= Supplied data =
--- begin ---

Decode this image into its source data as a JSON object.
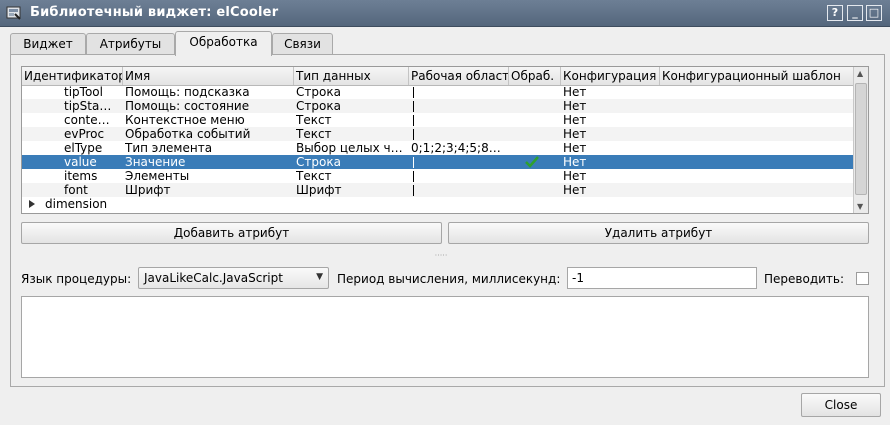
{
  "window": {
    "title": "Библиотечный виджет: elCooler",
    "buttons": {
      "help": "?",
      "minimize": "_",
      "maximize": "□",
      "close": "×"
    }
  },
  "tabs": [
    "Виджет",
    "Атрибуты",
    "Обработка",
    "Связи"
  ],
  "active_tab": "Обработка",
  "table": {
    "columns": [
      "Идентификатор",
      "Имя",
      "Тип данных",
      "Рабочая область",
      "Обраб.",
      "Конфигурация",
      "Конфигурационный шаблон"
    ],
    "rows": [
      {
        "id": "tipTool",
        "name": "Помощь: подсказка",
        "type": "Строка",
        "work": "",
        "proc": false,
        "config": "Нет",
        "tmpl": ""
      },
      {
        "id": "tipSta…",
        "name": "Помощь: состояние",
        "type": "Строка",
        "work": "",
        "proc": false,
        "config": "Нет",
        "tmpl": ""
      },
      {
        "id": "conte…",
        "name": "Контекстное меню",
        "type": "Текст",
        "work": "",
        "proc": false,
        "config": "Нет",
        "tmpl": ""
      },
      {
        "id": "evProc",
        "name": "Обработка событий",
        "type": "Текст",
        "work": "",
        "proc": false,
        "config": "Нет",
        "tmpl": ""
      },
      {
        "id": "elType",
        "name": "Тип элемента",
        "type": "Выбор целых ч…",
        "work": "0;1;2;3;4;5;8…",
        "proc": false,
        "config": "Нет",
        "tmpl": ""
      },
      {
        "id": "value",
        "name": "Значение",
        "type": "Строка",
        "work": "",
        "proc": true,
        "config": "Нет",
        "tmpl": ""
      },
      {
        "id": "items",
        "name": "Элементы",
        "type": "Текст",
        "work": "",
        "proc": false,
        "config": "Нет",
        "tmpl": ""
      },
      {
        "id": "font",
        "name": "Шрифт",
        "type": "Шрифт",
        "work": "",
        "proc": false,
        "config": "Нет",
        "tmpl": ""
      }
    ],
    "group": {
      "label": "dimension"
    },
    "selected_row": "value"
  },
  "buttons": {
    "add_attr": "Добавить атрибут",
    "del_attr": "Удалить атрибут",
    "close": "Close"
  },
  "procedure": {
    "lang_label": "Язык процедуры:",
    "lang_value": "JavaLikeCalc.JavaScript",
    "period_label": "Период вычисления, миллисекунд:",
    "period_value": "-1",
    "translate_label": "Переводить:",
    "translate_checked": false,
    "code": ""
  },
  "colors": {
    "selection": "#3a7cb8",
    "titlebar": "#5d6f86",
    "check": "#2ea12e"
  },
  "icons": {
    "app": "library-widget-icon",
    "check": "checkmark-icon",
    "expand": "triangle-right-icon"
  }
}
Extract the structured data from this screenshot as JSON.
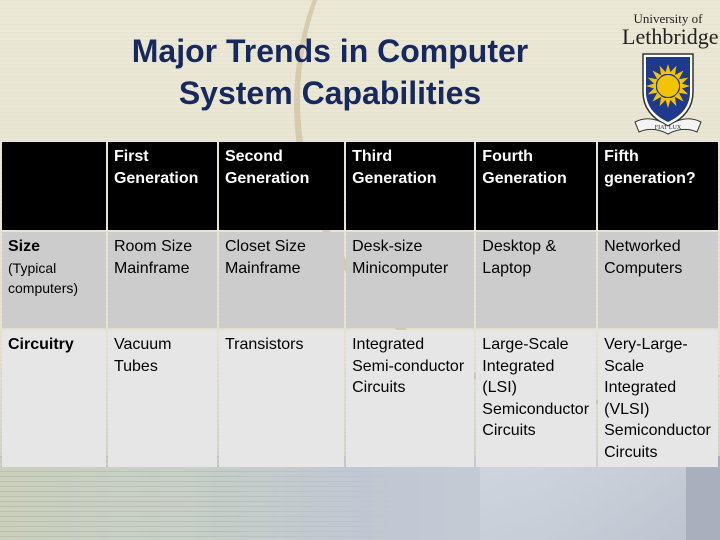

--- end ---

= Challenge =
Print out the whole of the material word for word, without pictures.

= Solution =
Decode this image into its source data as a JSON object.
{
  "window": {
    "title": "Библиотечный виджет: elCooler",
    "buttons": {
      "help": "?",
      "minimize": "_",
      "maximize": "□",
      "close": "×"
    }
  },
  "tabs": [
    "Виджет",
    "Атрибуты",
    "Обработка",
    "Связи"
  ],
  "active_tab": "Обработка",
  "table": {
    "columns": [
      "Идентификатор",
      "Имя",
      "Тип данных",
      "Рабочая область",
      "Обраб.",
      "Конфигурация",
      "Конфигурационный шаблон"
    ],
    "rows": [
      {
        "id": "tipTool",
        "name": "Помощь: подсказка",
        "type": "Строка",
        "work": "",
        "proc": false,
        "config": "Нет",
        "tmpl": ""
      },
      {
        "id": "tipSta…",
        "name": "Помощь: состояние",
        "type": "Строка",
        "work": "",
        "proc": false,
        "config": "Нет",
        "tmpl": ""
      },
      {
        "id": "conte…",
        "name": "Контекстное меню",
        "type": "Текст",
        "work": "",
        "proc": false,
        "config": "Нет",
        "tmpl": ""
      },
      {
        "id": "evProc",
        "name": "Обработка событий",
        "type": "Текст",
        "work": "",
        "proc": false,
        "config": "Нет",
        "tmpl": ""
      },
      {
        "id": "elType",
        "name": "Тип элемента",
        "type": "Выбор целых ч…",
        "work": "0;1;2;3;4;5;8…",
        "proc": false,
        "config": "Нет",
        "tmpl": ""
      },
      {
        "id": "value",
        "name": "Значение",
        "type": "Строка",
        "work": "",
        "proc": true,
        "config": "Нет",
        "tmpl": ""
      },
      {
        "id": "items",
        "name": "Элементы",
        "type": "Текст",
        "work": "",
        "proc": false,
        "config": "Нет",
        "tmpl": ""
      },
      {
        "id": "font",
        "name": "Шрифт",
        "type": "Шрифт",
        "work": "",
        "proc": false,
        "config": "Нет",
        "tmpl": ""
      }
    ],
    "group": {
      "label": "dimension"
    },
    "selected_row": "value"
  },
  "buttons": {
    "add_attr": "Добавить атрибут",
    "del_attr": "Удалить атрибут",
    "close": "Close"
  },
  "procedure": {
    "lang_label": "Язык процедуры:",
    "lang_value": "JavaLikeCalc.JavaScript",
    "period_label": "Период вычисления, миллисекунд:",
    "period_value": "-1",
    "translate_label": "Переводить:",
    "translate_checked": false,
    "code": ""
  },
  "colors": {
    "selection": "#3a7cb8",
    "titlebar": "#5d6f86",
    "check": "#2ea12e"
  },
  "icons": {
    "app": "library-widget-icon",
    "check": "checkmark-icon",
    "expand": "triangle-right-icon"
  }
}
Extract the structured data from this screenshot as JSON.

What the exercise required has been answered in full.